Items listed in a dataset:
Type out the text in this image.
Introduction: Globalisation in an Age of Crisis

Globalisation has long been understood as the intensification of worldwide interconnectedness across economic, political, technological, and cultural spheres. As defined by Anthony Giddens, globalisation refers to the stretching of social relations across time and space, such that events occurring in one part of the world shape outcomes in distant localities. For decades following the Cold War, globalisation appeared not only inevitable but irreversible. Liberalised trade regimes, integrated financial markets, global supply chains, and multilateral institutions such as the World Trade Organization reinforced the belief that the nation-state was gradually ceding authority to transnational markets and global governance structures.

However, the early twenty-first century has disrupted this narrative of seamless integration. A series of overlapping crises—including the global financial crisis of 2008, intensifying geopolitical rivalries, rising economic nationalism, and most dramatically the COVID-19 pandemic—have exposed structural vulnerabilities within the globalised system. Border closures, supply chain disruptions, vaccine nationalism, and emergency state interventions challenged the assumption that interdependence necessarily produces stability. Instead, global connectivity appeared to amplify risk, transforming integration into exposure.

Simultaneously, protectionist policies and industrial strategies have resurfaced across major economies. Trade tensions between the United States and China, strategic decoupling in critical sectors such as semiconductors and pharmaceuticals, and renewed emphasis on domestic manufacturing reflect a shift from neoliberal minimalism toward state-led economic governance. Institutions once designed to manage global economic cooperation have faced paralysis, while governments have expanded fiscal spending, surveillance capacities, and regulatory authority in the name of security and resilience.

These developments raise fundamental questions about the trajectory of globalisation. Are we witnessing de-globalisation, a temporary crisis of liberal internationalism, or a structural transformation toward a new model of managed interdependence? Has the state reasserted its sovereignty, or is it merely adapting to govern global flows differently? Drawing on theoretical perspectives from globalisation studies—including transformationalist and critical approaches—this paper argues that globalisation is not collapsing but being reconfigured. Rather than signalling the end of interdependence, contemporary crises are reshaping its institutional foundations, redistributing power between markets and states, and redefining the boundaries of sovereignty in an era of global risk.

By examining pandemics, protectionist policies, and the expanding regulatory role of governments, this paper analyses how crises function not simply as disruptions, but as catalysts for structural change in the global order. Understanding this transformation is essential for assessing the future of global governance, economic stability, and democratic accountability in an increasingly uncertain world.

Written problem:
Write out the data again, exactly and in full.

Task answer:
Type out the text in this image.
Introduction: Globalisation in an Age of Crisis

Globalisation has long been understood as the intensification of worldwide interconnectedness across economic, political, technological, and cultural spheres. As defined by Anthony Giddens, globalisation refers to the stretching of social relations across time and space, such that events occurring in one part of the world shape outcomes in distant localities. For decades following the Cold War, globalisation appeared not only inevitable but irreversible. Liberalised trade regimes, integrated financial markets, global supply chains, and multilateral institutions such as the World Trade Organization reinforced the belief that the nation-state was gradually ceding authority to transnational markets and global governance structures.

However, the early twenty-first century has disrupted this narrative of seamless integration. A series of overlapping crises—including the global financial crisis of 2008, intensifying geopolitical rivalries, rising economic nationalism, and most dramatically the COVID-19 pandemic—have exposed structural vulnerabilities within the globalised system. Border closures, supply chain disruptions, vaccine nationalism, and emergency state interventions challenged the assumption that interdependence necessarily produces stability. Instead, global connectivity appeared to amplify risk, transforming integration into exposure.

Simultaneously, protectionist policies and industrial strategies have resurfaced across major economies. Trade tensions between the United States and China, strategic decoupling in critical sectors such as semiconductors and pharmaceuticals, and renewed emphasis on domestic manufacturing reflect a shift from neoliberal minimalism toward state-led economic governance. Institutions once designed to manage global economic cooperation have faced paralysis, while governments have expanded fiscal spending, surveillance capacities, and regulatory authority in the name of security and resilience.

These developments raise fundamental questions about the trajectory of globalisation. Are we witnessing de-globalisation, a temporary crisis of liberal internationalism, or a structural transformation toward a new model of managed interdependence? Has the state reasserted its sovereignty, or is it merely adapting to govern global flows differently? Drawing on theoretical perspectives from globalisation studies—including transformationalist and critical approaches—this paper argues that globalisation is not collapsing but being reconfigured. Rather than signalling the end of interdependence, contemporary crises are reshaping its institutional foundations, redistributing power between markets and states, and redefining the boundaries of sovereignty in an era of global risk.

By examining pandemics, protectionist policies, and the expanding regulatory role of governments, this paper analyses how crises function not simply as disruptions, but as catalysts for structural change in the global order. Understanding this transformation is essential for assessing the future of global governance, economic stability, and democratic accountability in an increasingly uncertain world.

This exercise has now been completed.